STATED PROBLEM:
Edit the entries below by changing every "bounding boxes" to "coordinate boxes" and leaving everything else as it is. Omit the pictures from your answer.

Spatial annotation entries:
⟨

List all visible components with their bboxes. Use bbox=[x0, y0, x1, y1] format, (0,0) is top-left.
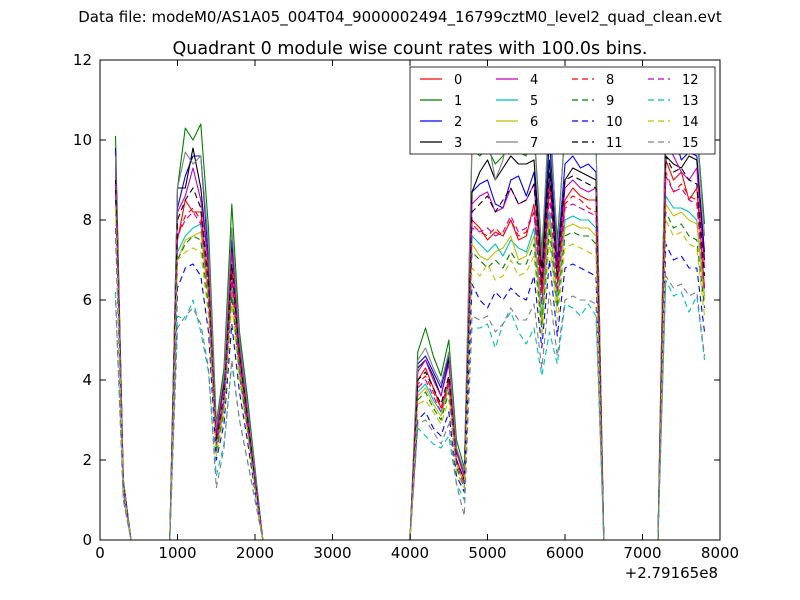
series-line-15 bbox=[114, 275, 706, 541]
chart-title: Quadrant 0 module wise count rates with … bbox=[173, 39, 648, 59]
x-tick-label: 5000 bbox=[468, 544, 506, 562]
legend-label-2: 2 bbox=[454, 115, 462, 130]
legend-label-0: 0 bbox=[454, 73, 462, 88]
x-offset-label: +2.79165e8 bbox=[625, 564, 718, 582]
legend-label-6: 6 bbox=[530, 115, 538, 130]
x-tick-label: 6000 bbox=[546, 544, 584, 562]
y-tick-label: 2 bbox=[82, 451, 92, 469]
legend-label-3: 3 bbox=[454, 136, 462, 151]
x-tick-label: 2000 bbox=[236, 544, 274, 562]
legend-label-10: 10 bbox=[606, 115, 623, 130]
legend-label-14: 14 bbox=[682, 115, 699, 130]
y-tick-label: 8 bbox=[82, 211, 92, 229]
legend-label-9: 9 bbox=[606, 94, 614, 109]
legend-box bbox=[409, 66, 716, 155]
series-line-13 bbox=[114, 279, 706, 541]
legend-label-13: 13 bbox=[682, 94, 699, 109]
legend-label-11: 11 bbox=[606, 136, 623, 151]
y-tick-label: 10 bbox=[73, 131, 92, 149]
supertitle: Data file: modeM0/AS1A05_004T04_90000024… bbox=[78, 8, 722, 26]
y-tick-label: 12 bbox=[73, 51, 92, 69]
series-line-12 bbox=[114, 175, 706, 541]
legend-label-5: 5 bbox=[530, 94, 538, 109]
legend-label-7: 7 bbox=[530, 136, 538, 151]
legend-label-4: 4 bbox=[530, 73, 538, 88]
legend-label-12: 12 bbox=[682, 73, 699, 88]
x-tick-label: 3000 bbox=[313, 544, 351, 562]
series-line-1 bbox=[114, 99, 706, 541]
y-tick-label: 0 bbox=[82, 531, 92, 549]
axes-layer: 0 1000 2000 3000 4000 5000 6000 7000 80000246810… bbox=[73, 51, 739, 562]
x-tick-label: 4000 bbox=[391, 544, 429, 562]
legend-label-8: 8 bbox=[606, 73, 614, 88]
x-tick-label: 0 bbox=[95, 544, 105, 562]
x-tick-label: 8000 bbox=[701, 544, 739, 562]
legend-label-15: 15 bbox=[682, 136, 699, 151]
x-tick-label: 1000 bbox=[158, 544, 196, 562]
y-tick-label: 4 bbox=[82, 371, 92, 389]
y-tick-label: 6 bbox=[82, 291, 92, 309]
x-tick-label: 7000 bbox=[623, 544, 661, 562]
series-layer bbox=[114, 99, 706, 541]
legend-label-1: 1 bbox=[454, 94, 462, 109]
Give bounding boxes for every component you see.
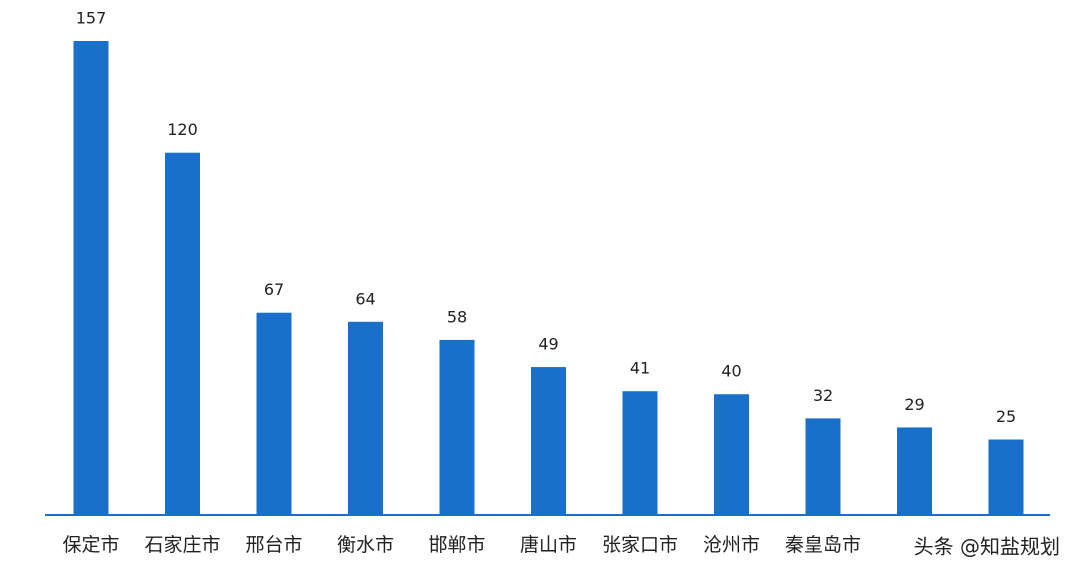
value-label: 41 xyxy=(630,359,650,378)
value-label: 67 xyxy=(264,280,284,299)
bar xyxy=(714,394,749,515)
x-tick-label: 张家口市 xyxy=(602,534,678,556)
bar xyxy=(165,152,200,515)
bar xyxy=(73,41,109,515)
value-label: 120 xyxy=(167,120,198,139)
x-tick-label: 秦皇岛市 xyxy=(785,534,861,556)
bar xyxy=(897,427,932,515)
watermark: 头条 @知盐规划 xyxy=(914,535,1060,559)
x-tick-label: 保定市 xyxy=(62,534,119,556)
x-tick-label: 唐山市 xyxy=(520,534,577,556)
x-tick-label: 邢台市 xyxy=(245,534,302,556)
bar xyxy=(256,312,292,515)
value-label: 32 xyxy=(813,386,833,405)
x-tick-label: 沧州市 xyxy=(703,534,760,556)
value-label: 58 xyxy=(447,307,467,326)
bar xyxy=(988,439,1024,515)
value-label: 29 xyxy=(904,395,924,414)
bar xyxy=(805,418,841,515)
value-label: 40 xyxy=(721,362,741,381)
bar xyxy=(622,391,658,515)
bar xyxy=(348,321,383,515)
bar xyxy=(531,367,566,515)
value-label: 64 xyxy=(355,289,375,308)
value-label: 49 xyxy=(538,335,558,354)
bar xyxy=(439,339,475,515)
x-tick-label: 衡水市 xyxy=(337,534,394,556)
value-label: 25 xyxy=(996,407,1016,426)
x-tick-label: 石家庄市 xyxy=(144,534,220,556)
x-tick-label: 邯郸市 xyxy=(428,534,485,556)
value-label: 157 xyxy=(76,9,107,28)
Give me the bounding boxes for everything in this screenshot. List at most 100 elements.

⟩

FINAL RESULT:
List all visible components with their bboxes. Use bbox=[x0, y0, x1, y1] format, (0,0) is top-left.
series-line-15 bbox=[114, 275, 706, 541]
chart-title: Quadrant 0 module wise count rates with … bbox=[173, 39, 648, 59]
x-tick-label: 5000 bbox=[468, 544, 506, 562]
legend-label-2: 2 bbox=[454, 115, 462, 130]
legend-label-0: 0 bbox=[454, 73, 462, 88]
x-offset-label: +2.79165e8 bbox=[625, 564, 718, 582]
legend-label-6: 6 bbox=[530, 115, 538, 130]
x-tick-label: 6000 bbox=[546, 544, 584, 562]
y-tick-label: 2 bbox=[82, 451, 92, 469]
legend-label-3: 3 bbox=[454, 136, 462, 151]
x-tick-label: 2000 bbox=[236, 544, 274, 562]
legend-label-10: 10 bbox=[606, 115, 623, 130]
legend-label-14: 14 bbox=[682, 115, 699, 130]
y-tick-label: 8 bbox=[82, 211, 92, 229]
legend-label-9: 9 bbox=[606, 94, 614, 109]
legend-box bbox=[409, 66, 716, 155]
series-line-13 bbox=[114, 279, 706, 541]
legend-label-13: 13 bbox=[682, 94, 699, 109]
legend-label-11: 11 bbox=[606, 136, 623, 151]
y-tick-label: 10 bbox=[73, 131, 92, 149]
supertitle: Data file: modeM0/AS1A05_004T04_90000024… bbox=[78, 8, 722, 26]
y-tick-label: 12 bbox=[73, 51, 92, 69]
series-line-12 bbox=[114, 175, 706, 541]
legend-label-5: 5 bbox=[530, 94, 538, 109]
legend-label-7: 7 bbox=[530, 136, 538, 151]
legend-label-4: 4 bbox=[530, 73, 538, 88]
legend-label-12: 12 bbox=[682, 73, 699, 88]
x-tick-label: 3000 bbox=[313, 544, 351, 562]
series-line-1 bbox=[114, 99, 706, 541]
y-tick-label: 0 bbox=[82, 531, 92, 549]
axes-layer: 0 1000 2000 3000 4000 5000 6000 7000 80000246810… bbox=[73, 51, 739, 562]
x-tick-label: 4000 bbox=[391, 544, 429, 562]
legend-label-8: 8 bbox=[606, 73, 614, 88]
x-tick-label: 0 bbox=[95, 544, 105, 562]
x-tick-label: 8000 bbox=[701, 544, 739, 562]
legend-label-15: 15 bbox=[682, 136, 699, 151]
x-tick-label: 1000 bbox=[158, 544, 196, 562]
y-tick-label: 4 bbox=[82, 371, 92, 389]
y-tick-label: 6 bbox=[82, 291, 92, 309]
x-tick-label: 7000 bbox=[623, 544, 661, 562]
series-layer bbox=[114, 99, 706, 541]
legend-label-1: 1 bbox=[454, 94, 462, 109]
Give coordinate boxes for every component you see.
value-label: 41 xyxy=(630,359,650,378)
value-label: 67 xyxy=(264,280,284,299)
bar xyxy=(714,394,749,515)
x-tick-label: 张家口市 xyxy=(602,534,678,556)
bar xyxy=(165,152,200,515)
bar xyxy=(73,41,109,515)
value-label: 120 xyxy=(167,120,198,139)
x-tick-label: 秦皇岛市 xyxy=(785,534,861,556)
bar xyxy=(897,427,932,515)
watermark: 头条 @知盐规划 xyxy=(914,535,1060,559)
x-tick-label: 保定市 xyxy=(62,534,119,556)
x-tick-label: 唐山市 xyxy=(520,534,577,556)
x-tick-label: 邢台市 xyxy=(245,534,302,556)
bar xyxy=(256,312,292,515)
value-label: 32 xyxy=(813,386,833,405)
x-tick-label: 沧州市 xyxy=(703,534,760,556)
value-label: 58 xyxy=(447,307,467,326)
bar xyxy=(988,439,1024,515)
value-label: 29 xyxy=(904,395,924,414)
bar xyxy=(805,418,841,515)
value-label: 40 xyxy=(721,362,741,381)
bar xyxy=(622,391,658,515)
bar xyxy=(348,321,383,515)
bar xyxy=(531,367,566,515)
value-label: 64 xyxy=(355,289,375,308)
value-label: 49 xyxy=(538,335,558,354)
bar xyxy=(439,339,475,515)
x-tick-label: 衡水市 xyxy=(337,534,394,556)
value-label: 25 xyxy=(996,407,1016,426)
x-tick-label: 石家庄市 xyxy=(144,534,220,556)
x-tick-label: 邯郸市 xyxy=(428,534,485,556)
value-label: 157 xyxy=(76,9,107,28)
Give me the coordinate boxes for everything in this screenshot. List at most 100 elements.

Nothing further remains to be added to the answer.